DIRECTIVE | From the records below, copy every line that contains the word "afines".

RECORD LIST |

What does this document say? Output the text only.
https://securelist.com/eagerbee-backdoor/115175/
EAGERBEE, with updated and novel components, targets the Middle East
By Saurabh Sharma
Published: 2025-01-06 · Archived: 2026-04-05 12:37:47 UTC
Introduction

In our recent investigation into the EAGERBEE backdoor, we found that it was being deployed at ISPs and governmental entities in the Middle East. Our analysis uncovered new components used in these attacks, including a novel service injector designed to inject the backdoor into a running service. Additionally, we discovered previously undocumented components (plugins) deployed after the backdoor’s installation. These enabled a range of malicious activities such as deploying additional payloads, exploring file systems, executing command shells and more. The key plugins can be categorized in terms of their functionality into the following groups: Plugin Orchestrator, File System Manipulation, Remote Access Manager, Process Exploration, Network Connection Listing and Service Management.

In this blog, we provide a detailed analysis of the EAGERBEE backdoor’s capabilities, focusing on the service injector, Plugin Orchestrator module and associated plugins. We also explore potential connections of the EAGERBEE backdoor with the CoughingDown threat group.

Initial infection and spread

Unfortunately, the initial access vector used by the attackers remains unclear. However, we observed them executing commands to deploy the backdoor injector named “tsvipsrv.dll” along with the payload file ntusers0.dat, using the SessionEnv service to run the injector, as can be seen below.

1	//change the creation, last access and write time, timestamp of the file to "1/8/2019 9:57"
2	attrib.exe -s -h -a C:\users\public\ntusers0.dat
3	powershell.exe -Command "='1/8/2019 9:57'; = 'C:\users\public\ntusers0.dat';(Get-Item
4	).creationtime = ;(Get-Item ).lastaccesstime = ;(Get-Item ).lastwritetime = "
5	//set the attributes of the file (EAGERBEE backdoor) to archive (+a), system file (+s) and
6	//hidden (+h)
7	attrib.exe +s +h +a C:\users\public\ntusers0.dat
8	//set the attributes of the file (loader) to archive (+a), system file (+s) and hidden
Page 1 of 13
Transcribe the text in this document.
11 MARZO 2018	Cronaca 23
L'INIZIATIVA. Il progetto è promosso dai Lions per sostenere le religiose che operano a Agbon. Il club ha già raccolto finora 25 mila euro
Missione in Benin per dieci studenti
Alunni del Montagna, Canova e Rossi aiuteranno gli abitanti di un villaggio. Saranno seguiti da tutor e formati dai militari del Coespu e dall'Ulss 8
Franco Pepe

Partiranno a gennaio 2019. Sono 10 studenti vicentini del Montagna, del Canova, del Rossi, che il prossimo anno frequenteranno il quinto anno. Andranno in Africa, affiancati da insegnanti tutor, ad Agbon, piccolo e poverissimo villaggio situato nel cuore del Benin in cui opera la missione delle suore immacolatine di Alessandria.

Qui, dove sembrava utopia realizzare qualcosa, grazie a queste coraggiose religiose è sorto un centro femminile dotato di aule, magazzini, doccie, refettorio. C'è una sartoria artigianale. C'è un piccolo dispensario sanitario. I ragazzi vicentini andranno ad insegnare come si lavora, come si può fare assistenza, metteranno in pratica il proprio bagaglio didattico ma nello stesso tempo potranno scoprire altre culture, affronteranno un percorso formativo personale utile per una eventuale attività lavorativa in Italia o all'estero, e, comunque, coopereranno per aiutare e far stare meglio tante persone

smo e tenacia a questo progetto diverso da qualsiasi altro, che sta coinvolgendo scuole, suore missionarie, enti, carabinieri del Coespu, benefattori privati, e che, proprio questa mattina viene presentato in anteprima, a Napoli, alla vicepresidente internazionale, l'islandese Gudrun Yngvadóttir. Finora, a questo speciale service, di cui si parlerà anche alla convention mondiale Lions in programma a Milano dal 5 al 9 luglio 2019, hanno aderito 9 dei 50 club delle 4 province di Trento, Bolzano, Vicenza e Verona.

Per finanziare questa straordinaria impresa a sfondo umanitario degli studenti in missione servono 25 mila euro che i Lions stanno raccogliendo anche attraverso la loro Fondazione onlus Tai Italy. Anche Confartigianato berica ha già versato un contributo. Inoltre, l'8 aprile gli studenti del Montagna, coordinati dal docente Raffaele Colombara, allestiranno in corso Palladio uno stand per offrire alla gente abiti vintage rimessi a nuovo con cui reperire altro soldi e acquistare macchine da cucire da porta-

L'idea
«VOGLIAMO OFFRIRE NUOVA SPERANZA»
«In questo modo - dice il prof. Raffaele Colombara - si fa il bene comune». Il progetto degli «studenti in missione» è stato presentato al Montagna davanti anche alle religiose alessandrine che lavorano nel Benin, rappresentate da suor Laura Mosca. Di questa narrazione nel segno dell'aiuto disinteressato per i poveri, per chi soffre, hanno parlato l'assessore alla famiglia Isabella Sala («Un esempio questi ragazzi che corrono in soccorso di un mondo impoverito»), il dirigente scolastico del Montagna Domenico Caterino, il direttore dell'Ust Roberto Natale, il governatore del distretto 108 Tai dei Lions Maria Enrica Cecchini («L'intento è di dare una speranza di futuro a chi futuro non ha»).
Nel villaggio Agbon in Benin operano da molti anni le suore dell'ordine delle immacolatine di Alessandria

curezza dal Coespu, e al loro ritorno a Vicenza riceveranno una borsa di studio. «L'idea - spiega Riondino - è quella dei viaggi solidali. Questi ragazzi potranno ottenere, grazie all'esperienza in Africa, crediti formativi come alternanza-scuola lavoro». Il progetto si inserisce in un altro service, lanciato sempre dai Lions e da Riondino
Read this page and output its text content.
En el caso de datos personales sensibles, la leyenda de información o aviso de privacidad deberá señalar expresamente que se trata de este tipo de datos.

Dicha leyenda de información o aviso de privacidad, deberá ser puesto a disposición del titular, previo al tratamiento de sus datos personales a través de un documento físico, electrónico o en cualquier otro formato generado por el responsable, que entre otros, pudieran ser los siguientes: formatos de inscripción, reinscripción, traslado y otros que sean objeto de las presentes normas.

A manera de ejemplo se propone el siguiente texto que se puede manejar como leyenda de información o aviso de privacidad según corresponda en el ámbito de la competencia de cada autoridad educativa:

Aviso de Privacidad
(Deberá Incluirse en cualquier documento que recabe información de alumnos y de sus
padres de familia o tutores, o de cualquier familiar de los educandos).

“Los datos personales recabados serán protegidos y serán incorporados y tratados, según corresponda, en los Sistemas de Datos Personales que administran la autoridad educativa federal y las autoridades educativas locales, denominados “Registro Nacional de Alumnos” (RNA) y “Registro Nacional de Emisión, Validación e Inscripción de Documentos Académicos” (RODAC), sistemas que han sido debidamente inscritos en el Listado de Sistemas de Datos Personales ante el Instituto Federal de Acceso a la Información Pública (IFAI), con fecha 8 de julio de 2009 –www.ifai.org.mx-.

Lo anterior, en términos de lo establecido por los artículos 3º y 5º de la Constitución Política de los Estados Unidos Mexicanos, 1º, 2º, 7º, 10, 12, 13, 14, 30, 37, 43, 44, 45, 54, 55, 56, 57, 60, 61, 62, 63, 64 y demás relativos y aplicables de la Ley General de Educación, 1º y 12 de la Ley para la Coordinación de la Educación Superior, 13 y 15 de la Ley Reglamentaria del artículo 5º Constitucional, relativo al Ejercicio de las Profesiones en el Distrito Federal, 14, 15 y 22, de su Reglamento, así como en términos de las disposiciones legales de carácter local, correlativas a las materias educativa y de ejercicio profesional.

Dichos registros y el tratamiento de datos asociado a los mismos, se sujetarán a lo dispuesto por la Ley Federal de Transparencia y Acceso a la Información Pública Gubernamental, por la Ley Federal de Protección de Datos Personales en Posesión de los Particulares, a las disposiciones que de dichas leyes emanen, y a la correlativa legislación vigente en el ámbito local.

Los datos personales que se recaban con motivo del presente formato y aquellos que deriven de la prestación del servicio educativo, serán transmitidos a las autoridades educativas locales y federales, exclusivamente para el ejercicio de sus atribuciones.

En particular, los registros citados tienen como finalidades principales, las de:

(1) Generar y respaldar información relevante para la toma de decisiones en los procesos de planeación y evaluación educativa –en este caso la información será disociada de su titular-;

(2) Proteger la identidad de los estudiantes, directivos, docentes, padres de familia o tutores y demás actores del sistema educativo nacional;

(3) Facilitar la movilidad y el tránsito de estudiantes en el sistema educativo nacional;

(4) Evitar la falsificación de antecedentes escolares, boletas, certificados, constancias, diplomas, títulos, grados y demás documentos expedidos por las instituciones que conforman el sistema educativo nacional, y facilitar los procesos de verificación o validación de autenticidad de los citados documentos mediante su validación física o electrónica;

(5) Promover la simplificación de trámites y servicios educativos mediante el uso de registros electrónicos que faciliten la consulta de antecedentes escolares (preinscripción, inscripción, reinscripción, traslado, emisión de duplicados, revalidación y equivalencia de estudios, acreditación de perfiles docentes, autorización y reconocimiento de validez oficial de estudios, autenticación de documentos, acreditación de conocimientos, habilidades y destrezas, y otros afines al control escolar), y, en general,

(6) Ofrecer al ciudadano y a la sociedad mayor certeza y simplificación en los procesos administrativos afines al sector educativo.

TASK SOLUTION |
(5) Promover la simplificación de trámites y servicios educativos mediante el uso de registros electrónicos que faciliten la consulta de antecedentes escolares (preinscripción, inscripción, reinscripción, traslado, emisión de duplicados, revalidación y equivalencia de estudios, acreditación de perfiles docentes, autorización y reconocimiento de validez oficial de estudios, autenticación de documentos, acreditación de conocimientos, habilidades y destrezas, y otros afines al control escolar), y, en general,
(6) Ofrecer al ciudadano y a la sociedad mayor certeza y simplificación en los procesos administrativos afines al sector educativo.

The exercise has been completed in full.